--- The request ---
Wherever "avant" appears in a line, copy that line.

┌──

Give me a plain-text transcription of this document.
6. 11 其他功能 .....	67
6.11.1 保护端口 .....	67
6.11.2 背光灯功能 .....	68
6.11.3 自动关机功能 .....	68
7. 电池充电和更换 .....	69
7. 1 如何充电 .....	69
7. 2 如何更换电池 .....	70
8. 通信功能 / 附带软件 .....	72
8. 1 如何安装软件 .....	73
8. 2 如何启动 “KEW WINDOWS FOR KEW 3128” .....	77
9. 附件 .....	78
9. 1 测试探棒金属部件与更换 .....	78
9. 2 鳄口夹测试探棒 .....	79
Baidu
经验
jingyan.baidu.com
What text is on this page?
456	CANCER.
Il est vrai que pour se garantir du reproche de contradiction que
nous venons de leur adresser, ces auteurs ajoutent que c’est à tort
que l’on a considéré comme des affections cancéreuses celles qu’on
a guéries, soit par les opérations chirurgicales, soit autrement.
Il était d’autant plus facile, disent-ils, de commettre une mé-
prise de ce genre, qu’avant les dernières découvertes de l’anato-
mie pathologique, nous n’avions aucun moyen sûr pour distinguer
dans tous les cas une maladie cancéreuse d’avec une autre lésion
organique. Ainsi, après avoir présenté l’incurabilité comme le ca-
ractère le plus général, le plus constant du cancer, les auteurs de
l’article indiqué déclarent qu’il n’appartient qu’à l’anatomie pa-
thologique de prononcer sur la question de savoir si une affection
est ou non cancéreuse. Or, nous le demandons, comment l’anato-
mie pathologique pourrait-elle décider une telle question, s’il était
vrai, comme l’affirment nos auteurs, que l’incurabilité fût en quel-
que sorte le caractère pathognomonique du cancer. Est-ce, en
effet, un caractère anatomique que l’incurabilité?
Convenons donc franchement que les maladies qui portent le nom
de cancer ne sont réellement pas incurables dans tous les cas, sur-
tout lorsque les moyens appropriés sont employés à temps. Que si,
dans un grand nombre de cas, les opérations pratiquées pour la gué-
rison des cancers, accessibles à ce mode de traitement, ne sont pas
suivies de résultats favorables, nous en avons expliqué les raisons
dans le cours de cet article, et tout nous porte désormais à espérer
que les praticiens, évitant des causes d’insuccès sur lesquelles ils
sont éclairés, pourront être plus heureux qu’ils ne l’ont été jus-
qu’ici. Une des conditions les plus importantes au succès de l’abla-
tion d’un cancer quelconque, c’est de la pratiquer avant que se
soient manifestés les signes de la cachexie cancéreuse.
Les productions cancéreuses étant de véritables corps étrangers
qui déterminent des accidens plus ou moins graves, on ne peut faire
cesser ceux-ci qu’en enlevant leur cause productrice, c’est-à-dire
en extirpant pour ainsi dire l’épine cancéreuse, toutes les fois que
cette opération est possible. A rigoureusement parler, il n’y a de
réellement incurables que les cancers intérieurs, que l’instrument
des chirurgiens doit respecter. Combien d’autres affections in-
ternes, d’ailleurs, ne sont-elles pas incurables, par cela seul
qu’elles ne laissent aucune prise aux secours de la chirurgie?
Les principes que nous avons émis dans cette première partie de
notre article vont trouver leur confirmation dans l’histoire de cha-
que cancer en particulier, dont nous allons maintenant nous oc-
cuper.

└──

--- Full solution ---
prise de ce genre, qu’avant les dernières découvertes de l’anato-
tion d’un cancer quelconque, c’est de la pratiquer avant que se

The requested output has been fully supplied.